Problem to solve → Return all lines below containing the word "values".

Data supplied →

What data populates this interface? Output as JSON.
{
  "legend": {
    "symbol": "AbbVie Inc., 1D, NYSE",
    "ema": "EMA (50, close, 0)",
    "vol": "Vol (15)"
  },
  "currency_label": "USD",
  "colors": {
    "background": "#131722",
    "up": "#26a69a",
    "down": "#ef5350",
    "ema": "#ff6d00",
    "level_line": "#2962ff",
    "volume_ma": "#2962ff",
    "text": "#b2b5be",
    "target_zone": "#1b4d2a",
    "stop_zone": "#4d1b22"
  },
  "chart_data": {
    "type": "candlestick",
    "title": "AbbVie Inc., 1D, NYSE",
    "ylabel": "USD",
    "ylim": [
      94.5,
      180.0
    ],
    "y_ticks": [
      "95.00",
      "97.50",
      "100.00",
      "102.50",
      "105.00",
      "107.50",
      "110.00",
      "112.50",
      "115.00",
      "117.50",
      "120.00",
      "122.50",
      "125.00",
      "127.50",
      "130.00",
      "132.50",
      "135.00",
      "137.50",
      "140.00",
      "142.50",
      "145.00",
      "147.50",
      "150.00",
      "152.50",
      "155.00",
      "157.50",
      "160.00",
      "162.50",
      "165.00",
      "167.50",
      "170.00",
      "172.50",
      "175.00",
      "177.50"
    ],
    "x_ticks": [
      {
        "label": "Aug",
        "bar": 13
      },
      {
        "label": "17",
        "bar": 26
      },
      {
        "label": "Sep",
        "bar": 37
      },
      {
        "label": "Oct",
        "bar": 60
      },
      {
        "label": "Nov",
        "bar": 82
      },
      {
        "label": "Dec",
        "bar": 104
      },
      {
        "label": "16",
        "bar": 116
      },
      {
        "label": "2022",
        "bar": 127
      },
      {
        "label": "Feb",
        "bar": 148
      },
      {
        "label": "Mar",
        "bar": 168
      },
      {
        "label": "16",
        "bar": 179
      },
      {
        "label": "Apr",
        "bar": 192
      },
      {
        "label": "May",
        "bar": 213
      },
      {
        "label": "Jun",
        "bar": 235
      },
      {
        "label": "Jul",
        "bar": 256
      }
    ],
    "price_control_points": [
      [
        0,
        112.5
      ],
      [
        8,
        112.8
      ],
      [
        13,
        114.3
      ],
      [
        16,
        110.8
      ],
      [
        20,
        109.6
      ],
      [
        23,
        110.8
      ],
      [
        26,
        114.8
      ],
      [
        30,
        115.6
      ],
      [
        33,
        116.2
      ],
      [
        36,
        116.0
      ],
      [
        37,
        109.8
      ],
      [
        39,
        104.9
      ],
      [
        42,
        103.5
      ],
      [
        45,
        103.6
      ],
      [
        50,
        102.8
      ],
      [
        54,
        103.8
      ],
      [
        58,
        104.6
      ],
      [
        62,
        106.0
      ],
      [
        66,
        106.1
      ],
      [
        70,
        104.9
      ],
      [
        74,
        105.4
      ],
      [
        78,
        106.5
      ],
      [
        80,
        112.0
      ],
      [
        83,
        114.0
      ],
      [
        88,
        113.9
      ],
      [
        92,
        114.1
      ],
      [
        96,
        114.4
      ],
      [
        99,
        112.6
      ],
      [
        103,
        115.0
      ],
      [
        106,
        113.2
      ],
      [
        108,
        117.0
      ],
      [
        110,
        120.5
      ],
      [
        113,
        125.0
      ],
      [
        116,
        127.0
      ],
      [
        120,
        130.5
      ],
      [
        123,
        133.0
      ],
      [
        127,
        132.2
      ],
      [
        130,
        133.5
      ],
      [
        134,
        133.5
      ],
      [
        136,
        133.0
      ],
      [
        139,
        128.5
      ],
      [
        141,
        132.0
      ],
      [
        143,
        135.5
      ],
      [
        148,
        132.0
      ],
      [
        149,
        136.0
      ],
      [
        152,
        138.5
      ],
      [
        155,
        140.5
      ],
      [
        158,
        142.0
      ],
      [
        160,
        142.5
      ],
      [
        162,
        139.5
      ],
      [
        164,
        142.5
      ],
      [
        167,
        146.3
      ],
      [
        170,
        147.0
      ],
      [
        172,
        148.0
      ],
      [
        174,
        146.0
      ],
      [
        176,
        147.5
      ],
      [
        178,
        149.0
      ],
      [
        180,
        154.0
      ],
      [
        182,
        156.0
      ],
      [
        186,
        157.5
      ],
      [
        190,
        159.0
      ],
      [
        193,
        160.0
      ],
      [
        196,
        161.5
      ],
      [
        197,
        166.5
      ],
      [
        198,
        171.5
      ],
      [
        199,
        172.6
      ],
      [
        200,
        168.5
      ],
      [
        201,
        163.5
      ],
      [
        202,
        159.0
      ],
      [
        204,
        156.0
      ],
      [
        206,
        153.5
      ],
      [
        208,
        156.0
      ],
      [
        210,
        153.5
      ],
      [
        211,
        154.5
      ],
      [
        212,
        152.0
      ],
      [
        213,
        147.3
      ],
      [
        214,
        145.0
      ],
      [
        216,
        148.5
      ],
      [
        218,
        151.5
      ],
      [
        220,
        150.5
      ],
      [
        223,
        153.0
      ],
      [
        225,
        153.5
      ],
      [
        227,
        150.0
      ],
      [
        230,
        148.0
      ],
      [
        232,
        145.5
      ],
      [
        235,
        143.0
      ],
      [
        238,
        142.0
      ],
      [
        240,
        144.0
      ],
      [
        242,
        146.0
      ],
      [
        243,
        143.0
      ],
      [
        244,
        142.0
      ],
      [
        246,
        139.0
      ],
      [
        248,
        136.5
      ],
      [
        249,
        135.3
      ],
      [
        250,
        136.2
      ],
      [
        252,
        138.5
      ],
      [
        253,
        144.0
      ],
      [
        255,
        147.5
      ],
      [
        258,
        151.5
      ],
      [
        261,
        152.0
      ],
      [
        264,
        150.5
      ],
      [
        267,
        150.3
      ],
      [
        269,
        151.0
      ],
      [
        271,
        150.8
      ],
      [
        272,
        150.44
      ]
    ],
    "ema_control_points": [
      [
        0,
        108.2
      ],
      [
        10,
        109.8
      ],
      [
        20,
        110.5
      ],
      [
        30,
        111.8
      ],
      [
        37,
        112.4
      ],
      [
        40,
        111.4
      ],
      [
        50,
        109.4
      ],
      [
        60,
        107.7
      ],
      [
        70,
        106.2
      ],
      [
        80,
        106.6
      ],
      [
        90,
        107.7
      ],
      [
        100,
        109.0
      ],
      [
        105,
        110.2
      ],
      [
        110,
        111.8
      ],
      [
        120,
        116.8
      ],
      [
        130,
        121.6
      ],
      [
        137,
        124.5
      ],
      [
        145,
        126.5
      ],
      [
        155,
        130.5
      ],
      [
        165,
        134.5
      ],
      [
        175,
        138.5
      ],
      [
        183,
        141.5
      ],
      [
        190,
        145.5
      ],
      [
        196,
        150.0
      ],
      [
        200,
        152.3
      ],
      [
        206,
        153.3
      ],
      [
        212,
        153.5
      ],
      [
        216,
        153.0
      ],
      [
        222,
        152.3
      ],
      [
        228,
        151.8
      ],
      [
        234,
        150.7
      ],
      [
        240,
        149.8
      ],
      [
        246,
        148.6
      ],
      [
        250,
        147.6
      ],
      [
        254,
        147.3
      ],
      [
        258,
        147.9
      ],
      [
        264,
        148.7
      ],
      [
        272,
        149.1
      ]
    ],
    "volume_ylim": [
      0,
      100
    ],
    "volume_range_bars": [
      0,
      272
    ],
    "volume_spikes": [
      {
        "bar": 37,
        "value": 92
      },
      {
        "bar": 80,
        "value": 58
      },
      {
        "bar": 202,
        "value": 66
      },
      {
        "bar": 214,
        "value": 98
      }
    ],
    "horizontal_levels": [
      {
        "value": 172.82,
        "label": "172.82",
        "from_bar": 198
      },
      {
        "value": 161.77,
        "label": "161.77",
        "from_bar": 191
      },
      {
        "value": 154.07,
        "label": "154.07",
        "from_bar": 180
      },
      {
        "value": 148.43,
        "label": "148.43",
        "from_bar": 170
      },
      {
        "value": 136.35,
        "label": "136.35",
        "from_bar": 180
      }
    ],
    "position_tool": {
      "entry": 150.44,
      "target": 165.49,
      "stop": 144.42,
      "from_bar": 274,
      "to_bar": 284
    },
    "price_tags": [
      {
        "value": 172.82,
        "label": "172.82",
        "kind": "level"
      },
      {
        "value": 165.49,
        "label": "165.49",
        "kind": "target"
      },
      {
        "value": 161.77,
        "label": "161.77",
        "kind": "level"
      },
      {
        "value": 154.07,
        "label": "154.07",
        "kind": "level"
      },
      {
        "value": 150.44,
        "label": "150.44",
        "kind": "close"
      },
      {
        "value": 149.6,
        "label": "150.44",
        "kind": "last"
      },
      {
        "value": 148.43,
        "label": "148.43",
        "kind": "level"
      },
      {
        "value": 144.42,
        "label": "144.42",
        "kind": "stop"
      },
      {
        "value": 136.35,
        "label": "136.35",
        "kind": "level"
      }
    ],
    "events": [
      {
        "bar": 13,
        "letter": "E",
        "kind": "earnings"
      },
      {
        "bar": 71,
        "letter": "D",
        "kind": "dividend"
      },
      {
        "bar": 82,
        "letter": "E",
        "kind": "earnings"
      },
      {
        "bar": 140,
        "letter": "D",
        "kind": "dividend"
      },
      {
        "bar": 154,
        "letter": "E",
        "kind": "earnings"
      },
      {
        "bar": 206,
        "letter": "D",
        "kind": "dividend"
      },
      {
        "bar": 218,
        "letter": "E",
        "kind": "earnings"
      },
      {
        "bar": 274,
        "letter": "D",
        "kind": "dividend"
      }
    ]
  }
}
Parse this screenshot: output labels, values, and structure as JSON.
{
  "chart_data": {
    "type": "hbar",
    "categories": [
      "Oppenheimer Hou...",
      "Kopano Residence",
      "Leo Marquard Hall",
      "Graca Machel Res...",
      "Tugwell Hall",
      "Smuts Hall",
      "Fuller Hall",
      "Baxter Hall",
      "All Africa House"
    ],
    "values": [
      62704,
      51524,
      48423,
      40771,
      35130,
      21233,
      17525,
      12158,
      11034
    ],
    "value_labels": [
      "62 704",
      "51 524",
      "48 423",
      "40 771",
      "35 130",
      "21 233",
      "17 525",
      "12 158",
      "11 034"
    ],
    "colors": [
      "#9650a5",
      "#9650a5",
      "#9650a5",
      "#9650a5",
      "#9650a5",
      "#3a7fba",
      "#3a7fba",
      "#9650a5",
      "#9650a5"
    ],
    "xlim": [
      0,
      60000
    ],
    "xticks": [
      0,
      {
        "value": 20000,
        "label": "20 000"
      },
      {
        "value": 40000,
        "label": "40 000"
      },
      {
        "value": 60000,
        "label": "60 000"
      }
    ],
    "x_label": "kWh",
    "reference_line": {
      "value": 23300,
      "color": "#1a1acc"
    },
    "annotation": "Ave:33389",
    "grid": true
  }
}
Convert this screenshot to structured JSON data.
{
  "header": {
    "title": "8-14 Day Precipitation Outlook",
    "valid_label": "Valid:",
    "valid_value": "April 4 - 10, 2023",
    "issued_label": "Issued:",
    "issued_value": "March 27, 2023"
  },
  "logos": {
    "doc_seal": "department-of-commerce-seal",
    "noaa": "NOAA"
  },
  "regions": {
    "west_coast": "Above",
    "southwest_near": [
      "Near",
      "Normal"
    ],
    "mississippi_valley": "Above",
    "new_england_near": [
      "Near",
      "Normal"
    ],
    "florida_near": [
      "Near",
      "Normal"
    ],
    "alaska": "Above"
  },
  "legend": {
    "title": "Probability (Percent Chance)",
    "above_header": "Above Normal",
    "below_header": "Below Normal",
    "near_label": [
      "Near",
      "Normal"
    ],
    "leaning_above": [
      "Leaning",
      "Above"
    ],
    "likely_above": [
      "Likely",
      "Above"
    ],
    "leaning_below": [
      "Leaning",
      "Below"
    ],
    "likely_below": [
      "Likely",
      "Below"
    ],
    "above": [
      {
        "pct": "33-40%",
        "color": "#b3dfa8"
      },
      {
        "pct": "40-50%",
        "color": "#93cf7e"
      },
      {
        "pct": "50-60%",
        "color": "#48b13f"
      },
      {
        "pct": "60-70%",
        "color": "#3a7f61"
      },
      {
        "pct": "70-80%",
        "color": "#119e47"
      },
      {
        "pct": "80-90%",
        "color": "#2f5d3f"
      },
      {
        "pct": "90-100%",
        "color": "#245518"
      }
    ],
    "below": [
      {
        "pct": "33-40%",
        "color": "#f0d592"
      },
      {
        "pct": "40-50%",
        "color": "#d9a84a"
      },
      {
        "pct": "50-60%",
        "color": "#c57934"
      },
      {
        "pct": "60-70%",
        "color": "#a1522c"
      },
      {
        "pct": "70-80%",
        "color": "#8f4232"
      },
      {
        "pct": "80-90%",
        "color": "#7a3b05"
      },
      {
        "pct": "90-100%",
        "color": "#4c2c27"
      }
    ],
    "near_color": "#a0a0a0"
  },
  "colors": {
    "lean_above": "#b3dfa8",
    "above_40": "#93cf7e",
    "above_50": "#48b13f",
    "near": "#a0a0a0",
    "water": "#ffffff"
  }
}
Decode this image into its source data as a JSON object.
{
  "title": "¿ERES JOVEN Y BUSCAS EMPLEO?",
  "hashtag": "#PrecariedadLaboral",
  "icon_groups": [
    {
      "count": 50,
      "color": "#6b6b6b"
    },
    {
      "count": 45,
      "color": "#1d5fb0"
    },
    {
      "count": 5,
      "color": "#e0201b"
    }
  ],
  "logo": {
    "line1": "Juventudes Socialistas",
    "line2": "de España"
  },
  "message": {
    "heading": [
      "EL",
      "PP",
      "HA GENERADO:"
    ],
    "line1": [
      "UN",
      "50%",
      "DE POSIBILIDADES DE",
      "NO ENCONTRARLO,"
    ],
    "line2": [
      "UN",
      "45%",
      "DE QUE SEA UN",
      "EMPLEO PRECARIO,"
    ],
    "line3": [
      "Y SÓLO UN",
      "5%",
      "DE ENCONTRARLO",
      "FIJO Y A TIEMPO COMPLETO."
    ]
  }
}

Answer to this exercise →
Parse this screenshot: output labels, values, and structure as JSON.
    "values": [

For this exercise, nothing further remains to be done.